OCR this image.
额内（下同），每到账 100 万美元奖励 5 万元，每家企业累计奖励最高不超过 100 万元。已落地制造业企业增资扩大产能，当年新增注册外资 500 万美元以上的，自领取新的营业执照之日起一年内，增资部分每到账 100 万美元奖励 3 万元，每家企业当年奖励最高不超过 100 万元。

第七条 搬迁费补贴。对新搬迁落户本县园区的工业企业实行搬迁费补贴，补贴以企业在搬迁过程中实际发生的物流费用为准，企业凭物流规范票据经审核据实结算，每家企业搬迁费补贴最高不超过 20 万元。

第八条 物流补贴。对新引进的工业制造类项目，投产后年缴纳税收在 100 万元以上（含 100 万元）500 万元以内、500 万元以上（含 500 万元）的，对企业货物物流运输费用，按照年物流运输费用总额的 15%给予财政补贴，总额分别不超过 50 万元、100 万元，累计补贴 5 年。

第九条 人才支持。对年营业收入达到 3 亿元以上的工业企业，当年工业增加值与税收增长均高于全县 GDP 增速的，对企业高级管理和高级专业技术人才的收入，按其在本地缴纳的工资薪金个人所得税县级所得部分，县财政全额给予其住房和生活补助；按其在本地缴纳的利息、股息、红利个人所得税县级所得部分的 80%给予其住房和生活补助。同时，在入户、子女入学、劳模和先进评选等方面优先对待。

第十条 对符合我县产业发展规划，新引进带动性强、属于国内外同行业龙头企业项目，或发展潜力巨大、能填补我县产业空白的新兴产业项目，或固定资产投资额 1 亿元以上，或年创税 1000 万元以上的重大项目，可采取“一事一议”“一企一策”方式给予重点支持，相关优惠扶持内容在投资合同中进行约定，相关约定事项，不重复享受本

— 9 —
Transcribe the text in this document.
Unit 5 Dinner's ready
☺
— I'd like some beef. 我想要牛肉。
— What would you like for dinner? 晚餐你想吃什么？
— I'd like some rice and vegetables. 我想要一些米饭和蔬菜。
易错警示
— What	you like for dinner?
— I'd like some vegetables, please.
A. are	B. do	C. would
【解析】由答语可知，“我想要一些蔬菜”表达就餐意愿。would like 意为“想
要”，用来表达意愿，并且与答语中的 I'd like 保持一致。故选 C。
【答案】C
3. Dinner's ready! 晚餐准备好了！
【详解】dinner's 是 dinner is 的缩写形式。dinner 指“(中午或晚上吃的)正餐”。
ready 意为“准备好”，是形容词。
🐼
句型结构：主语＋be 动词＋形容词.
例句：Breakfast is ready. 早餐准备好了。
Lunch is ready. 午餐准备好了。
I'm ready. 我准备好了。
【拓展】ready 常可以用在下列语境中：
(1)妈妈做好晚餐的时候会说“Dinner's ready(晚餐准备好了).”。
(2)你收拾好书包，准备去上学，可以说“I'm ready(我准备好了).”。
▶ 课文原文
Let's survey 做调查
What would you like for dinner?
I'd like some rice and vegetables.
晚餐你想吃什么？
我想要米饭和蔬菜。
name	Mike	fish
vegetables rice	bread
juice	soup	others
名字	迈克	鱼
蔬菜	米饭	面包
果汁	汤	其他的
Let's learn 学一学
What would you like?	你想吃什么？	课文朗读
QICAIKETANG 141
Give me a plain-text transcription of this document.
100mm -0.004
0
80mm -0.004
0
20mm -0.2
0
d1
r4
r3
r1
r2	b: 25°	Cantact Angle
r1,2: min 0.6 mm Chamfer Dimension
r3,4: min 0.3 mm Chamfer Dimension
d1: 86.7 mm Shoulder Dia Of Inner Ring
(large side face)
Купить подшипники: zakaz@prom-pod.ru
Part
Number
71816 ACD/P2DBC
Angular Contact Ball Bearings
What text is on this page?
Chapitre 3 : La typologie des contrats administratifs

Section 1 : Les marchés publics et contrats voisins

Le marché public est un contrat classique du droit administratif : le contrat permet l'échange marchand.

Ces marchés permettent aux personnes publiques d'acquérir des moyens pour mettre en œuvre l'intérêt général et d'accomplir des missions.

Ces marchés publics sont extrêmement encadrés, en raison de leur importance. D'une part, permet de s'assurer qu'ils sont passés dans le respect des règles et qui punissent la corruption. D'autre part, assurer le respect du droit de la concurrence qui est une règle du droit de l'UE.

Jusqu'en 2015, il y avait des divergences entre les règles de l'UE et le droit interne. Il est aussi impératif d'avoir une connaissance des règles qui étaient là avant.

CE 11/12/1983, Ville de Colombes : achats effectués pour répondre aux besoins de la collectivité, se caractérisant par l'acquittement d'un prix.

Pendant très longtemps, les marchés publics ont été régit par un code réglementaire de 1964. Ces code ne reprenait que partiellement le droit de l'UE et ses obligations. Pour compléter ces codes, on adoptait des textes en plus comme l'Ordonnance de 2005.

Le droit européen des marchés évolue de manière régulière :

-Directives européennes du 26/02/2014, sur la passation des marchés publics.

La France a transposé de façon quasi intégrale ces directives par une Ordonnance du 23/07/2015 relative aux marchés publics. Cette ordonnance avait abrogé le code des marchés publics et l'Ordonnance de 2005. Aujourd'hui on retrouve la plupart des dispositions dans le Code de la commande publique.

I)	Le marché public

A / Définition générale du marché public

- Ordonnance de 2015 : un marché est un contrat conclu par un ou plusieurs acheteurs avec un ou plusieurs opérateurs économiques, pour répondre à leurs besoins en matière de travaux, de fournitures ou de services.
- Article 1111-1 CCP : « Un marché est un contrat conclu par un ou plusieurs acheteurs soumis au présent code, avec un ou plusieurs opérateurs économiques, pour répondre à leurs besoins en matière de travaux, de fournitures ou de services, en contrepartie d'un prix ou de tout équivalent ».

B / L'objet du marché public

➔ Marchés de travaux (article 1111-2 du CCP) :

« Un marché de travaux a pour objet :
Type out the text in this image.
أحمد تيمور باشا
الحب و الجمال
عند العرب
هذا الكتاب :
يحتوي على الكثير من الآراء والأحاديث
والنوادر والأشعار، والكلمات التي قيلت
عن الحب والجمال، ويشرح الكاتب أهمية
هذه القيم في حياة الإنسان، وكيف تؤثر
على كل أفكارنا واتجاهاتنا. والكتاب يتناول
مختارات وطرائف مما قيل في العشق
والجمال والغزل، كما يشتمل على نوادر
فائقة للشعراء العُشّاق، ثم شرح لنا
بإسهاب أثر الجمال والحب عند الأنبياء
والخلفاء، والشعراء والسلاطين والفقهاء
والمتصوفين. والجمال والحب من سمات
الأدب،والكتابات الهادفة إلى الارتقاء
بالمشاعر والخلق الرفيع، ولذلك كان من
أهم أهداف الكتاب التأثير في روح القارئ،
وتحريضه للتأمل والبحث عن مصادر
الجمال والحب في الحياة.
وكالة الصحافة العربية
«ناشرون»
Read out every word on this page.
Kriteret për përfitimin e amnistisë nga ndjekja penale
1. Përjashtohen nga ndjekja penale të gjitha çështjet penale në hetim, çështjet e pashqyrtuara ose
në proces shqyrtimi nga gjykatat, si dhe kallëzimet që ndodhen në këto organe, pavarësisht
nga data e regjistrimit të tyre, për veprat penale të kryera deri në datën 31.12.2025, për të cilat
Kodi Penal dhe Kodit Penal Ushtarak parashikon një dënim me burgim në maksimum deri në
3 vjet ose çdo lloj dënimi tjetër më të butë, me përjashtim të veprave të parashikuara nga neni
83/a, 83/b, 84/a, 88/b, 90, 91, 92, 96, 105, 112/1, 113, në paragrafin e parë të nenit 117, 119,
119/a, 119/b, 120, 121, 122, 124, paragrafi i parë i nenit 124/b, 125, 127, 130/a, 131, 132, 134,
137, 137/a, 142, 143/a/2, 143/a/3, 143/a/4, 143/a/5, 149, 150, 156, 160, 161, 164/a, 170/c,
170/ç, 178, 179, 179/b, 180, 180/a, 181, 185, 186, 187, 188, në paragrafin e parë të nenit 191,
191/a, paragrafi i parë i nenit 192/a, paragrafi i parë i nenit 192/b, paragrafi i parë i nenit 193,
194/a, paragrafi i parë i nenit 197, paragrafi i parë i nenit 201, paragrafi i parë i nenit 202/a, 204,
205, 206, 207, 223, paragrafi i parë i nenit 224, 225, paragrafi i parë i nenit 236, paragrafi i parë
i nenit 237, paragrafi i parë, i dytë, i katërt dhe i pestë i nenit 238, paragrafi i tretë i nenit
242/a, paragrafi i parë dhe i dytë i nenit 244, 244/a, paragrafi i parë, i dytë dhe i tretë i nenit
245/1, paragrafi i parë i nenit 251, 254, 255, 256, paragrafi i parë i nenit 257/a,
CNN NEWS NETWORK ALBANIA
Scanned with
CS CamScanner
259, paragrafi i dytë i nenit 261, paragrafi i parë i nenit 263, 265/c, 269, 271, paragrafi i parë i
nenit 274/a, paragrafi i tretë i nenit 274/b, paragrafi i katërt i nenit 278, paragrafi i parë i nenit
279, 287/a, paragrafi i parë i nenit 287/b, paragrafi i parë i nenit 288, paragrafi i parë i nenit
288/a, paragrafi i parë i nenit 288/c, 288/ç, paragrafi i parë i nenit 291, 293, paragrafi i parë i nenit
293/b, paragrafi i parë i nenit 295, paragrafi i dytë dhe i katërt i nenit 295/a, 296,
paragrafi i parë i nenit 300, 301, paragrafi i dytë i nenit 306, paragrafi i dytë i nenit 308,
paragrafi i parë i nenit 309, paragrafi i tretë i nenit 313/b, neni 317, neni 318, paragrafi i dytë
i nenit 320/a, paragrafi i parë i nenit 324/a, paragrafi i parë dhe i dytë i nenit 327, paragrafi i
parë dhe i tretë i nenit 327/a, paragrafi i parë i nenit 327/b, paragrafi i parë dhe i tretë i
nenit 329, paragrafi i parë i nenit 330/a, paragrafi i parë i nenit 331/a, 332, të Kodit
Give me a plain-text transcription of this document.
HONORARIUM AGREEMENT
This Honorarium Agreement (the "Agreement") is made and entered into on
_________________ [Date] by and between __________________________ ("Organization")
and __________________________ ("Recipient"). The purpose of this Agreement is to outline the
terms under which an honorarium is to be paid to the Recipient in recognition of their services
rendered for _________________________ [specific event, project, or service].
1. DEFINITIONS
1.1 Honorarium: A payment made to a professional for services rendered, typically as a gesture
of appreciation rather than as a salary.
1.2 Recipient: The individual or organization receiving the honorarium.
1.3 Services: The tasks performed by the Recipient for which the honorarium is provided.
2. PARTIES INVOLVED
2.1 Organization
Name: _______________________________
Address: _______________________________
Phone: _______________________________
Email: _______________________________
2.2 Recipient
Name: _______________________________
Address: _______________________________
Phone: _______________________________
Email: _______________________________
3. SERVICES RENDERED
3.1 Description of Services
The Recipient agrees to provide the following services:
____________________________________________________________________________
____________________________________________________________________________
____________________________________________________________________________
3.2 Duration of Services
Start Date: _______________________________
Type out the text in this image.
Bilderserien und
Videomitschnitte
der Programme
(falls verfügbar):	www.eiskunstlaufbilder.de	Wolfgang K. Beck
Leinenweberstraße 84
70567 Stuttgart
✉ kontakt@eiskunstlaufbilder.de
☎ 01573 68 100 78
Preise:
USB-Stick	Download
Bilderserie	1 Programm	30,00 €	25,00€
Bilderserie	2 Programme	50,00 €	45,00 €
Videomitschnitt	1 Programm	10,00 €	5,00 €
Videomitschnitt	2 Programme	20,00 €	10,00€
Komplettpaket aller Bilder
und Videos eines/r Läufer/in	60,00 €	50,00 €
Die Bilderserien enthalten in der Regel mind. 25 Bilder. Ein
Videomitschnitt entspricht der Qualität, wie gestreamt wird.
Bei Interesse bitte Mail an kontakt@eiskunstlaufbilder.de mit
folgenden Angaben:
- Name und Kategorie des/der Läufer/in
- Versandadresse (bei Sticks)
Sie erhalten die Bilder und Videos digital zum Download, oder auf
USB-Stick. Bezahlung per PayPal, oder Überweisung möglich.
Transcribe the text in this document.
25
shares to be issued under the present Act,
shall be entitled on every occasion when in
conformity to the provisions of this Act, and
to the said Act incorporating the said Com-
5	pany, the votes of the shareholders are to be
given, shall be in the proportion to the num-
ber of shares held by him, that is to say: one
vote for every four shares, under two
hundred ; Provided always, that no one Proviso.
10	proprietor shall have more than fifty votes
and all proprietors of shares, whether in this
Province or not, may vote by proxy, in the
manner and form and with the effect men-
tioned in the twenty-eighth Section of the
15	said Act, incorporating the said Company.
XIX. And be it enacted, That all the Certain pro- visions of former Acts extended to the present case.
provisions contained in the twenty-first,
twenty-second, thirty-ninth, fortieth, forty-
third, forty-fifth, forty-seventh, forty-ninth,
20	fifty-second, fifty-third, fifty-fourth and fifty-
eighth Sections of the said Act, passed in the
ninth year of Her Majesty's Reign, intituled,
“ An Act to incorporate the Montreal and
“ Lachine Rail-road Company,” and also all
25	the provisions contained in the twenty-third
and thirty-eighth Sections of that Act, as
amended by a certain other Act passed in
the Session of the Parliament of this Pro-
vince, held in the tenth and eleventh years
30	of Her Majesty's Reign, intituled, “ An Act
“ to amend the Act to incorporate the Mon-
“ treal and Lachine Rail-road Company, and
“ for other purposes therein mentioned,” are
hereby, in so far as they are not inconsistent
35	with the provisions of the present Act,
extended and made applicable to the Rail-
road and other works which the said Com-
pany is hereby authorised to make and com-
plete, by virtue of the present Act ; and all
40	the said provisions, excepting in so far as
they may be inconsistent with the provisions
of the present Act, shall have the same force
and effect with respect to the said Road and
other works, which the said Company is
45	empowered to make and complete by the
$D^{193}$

Exercise description:
Report only how many lines in the listing contain the string "fifty".

Response to the exercise:
2